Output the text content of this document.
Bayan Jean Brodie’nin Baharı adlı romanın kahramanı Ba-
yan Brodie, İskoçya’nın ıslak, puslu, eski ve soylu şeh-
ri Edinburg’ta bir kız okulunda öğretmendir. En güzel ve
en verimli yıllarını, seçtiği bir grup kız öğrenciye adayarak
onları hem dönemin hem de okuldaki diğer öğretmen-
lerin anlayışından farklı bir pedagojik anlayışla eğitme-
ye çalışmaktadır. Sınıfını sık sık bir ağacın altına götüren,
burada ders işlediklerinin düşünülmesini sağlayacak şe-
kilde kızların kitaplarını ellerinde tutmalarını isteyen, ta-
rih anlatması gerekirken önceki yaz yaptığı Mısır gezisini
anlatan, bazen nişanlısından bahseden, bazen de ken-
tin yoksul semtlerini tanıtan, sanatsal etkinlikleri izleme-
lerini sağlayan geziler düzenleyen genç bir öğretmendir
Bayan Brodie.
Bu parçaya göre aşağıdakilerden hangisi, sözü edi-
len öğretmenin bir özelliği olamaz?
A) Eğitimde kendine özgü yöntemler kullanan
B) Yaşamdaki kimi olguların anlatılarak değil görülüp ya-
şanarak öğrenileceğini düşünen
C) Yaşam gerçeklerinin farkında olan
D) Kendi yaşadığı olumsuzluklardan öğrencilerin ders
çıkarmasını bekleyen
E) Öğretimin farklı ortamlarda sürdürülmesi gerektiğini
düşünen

:: EXERCISE TASK ::
Select every line of the material above holding the word "Bayan" and copy it.

:: TASK SOLUTION ::
Bayan Jean Brodie’nin Baharı adlı romanın kahramanı Ba-
Bayan Brodie.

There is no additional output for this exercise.